_TASK REQUIREMENTS_.
Start with the line containing "Transcribe the text in this document." and write out each line through the end of the listing, exactly as given.

_GIVEN INFORMATION_.

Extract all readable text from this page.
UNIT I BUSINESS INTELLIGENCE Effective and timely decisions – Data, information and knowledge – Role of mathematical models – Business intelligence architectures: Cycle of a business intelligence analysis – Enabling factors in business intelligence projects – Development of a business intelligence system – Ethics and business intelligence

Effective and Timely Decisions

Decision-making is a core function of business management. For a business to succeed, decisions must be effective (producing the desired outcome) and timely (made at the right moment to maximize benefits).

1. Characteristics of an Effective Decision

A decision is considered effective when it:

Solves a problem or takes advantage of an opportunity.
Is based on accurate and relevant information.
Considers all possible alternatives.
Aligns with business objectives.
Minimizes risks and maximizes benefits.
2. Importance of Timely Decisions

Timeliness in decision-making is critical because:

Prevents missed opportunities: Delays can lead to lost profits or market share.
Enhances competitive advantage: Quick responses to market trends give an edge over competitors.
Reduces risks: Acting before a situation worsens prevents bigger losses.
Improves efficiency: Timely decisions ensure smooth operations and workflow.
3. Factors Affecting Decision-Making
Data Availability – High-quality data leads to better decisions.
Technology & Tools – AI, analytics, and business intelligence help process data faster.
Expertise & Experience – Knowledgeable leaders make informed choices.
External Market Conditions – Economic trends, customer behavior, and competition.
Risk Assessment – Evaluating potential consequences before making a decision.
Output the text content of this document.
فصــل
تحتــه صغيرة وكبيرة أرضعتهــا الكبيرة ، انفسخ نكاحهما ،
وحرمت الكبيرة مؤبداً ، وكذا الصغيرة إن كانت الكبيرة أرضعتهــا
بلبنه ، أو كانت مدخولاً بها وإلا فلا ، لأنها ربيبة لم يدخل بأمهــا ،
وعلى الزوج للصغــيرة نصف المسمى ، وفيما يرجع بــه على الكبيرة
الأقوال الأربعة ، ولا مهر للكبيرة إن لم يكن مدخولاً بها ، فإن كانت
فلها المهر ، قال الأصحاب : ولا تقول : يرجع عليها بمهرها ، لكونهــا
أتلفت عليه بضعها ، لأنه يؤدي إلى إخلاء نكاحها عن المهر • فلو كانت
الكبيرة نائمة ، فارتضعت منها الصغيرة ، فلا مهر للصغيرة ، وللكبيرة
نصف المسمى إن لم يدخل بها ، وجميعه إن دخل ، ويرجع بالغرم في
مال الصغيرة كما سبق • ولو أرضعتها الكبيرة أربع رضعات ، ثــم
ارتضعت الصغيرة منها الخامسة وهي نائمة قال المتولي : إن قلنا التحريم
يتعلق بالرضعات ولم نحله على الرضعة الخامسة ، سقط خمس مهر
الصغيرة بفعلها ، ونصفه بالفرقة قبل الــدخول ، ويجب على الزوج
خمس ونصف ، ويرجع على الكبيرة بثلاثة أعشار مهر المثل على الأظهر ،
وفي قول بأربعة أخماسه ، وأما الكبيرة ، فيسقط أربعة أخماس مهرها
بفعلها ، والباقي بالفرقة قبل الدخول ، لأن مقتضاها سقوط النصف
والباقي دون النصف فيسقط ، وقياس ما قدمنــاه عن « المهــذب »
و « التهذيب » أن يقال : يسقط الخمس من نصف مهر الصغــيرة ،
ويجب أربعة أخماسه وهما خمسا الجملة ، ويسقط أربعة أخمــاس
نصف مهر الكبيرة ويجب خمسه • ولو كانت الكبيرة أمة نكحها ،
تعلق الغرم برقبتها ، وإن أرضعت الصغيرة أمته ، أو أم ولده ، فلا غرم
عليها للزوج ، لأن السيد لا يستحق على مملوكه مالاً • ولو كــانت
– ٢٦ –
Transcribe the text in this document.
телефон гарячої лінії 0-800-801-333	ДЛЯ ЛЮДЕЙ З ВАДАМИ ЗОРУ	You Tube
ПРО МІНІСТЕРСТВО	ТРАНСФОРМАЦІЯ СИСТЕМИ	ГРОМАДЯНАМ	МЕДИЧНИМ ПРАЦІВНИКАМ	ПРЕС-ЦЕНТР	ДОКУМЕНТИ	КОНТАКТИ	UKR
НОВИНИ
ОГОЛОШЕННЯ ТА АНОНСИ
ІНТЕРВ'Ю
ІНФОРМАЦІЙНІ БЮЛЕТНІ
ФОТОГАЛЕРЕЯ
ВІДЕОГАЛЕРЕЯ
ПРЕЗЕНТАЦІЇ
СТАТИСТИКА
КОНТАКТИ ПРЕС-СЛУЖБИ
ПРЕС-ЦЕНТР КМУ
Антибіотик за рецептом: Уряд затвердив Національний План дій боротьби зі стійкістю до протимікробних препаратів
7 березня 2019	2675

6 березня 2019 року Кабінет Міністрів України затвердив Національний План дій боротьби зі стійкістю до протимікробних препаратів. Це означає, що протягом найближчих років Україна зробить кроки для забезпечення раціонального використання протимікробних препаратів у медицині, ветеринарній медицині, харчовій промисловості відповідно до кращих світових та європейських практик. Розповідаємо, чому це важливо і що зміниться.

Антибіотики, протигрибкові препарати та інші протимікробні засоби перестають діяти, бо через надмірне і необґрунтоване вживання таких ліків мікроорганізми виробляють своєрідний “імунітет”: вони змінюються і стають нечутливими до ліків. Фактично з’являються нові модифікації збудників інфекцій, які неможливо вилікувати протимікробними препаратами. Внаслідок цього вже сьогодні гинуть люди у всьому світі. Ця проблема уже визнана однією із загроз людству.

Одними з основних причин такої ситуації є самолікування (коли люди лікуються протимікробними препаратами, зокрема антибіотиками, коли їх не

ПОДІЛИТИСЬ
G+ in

_FINISHED EXERCISE_.
Transcribe the text in this document.
телефон гарячої лінії 0-800-801-333	ДЛЯ ЛЮДЕЙ З ВАДАМИ ЗОРУ	You Tube
ПРО МІНІСТЕРСТВО	ТРАНСФОРМАЦІЯ СИСТЕМИ	ГРОМАДЯНАМ	МЕДИЧНИМ ПРАЦІВНИКАМ	ПРЕС-ЦЕНТР	ДОКУМЕНТИ	КОНТАКТИ	UKR
НОВИНИ
ОГОЛОШЕННЯ ТА АНОНСИ
ІНТЕРВ'Ю
ІНФОРМАЦІЙНІ БЮЛЕТНІ
ФОТОГАЛЕРЕЯ
ВІДЕОГАЛЕРЕЯ
ПРЕЗЕНТАЦІЇ
СТАТИСТИКА
КОНТАКТИ ПРЕС-СЛУЖБИ
ПРЕС-ЦЕНТР КМУ
Антибіотик за рецептом: Уряд затвердив Національний План дій боротьби зі стійкістю до протимікробних препаратів
7 березня 2019	2675

6 березня 2019 року Кабінет Міністрів України затвердив Національний План дій боротьби зі стійкістю до протимікробних препаратів. Це означає, що протягом найближчих років Україна зробить кроки для забезпечення раціонального використання протимікробних препаратів у медицині, ветеринарній медицині, харчовій промисловості відповідно до кращих світових та європейських практик. Розповідаємо, чому це важливо і що зміниться.

Антибіотики, протигрибкові препарати та інші протимікробні засоби перестають діяти, бо через надмірне і необґрунтоване вживання таких ліків мікроорганізми виробляють своєрідний “імунітет”: вони змінюються і стають нечутливими до ліків. Фактично з’являються нові модифікації збудників інфекцій, які неможливо вилікувати протимікробними препаратами. Внаслідок цього вже сьогодні гинуть люди у всьому світі. Ця проблема уже визнана однією із загроз людству.

Одними з основних причин такої ситуації є самолікування (коли люди лікуються протимікробними препаратами, зокрема антибіотиками, коли їх не

ПОДІЛИТИСЬ
G+ in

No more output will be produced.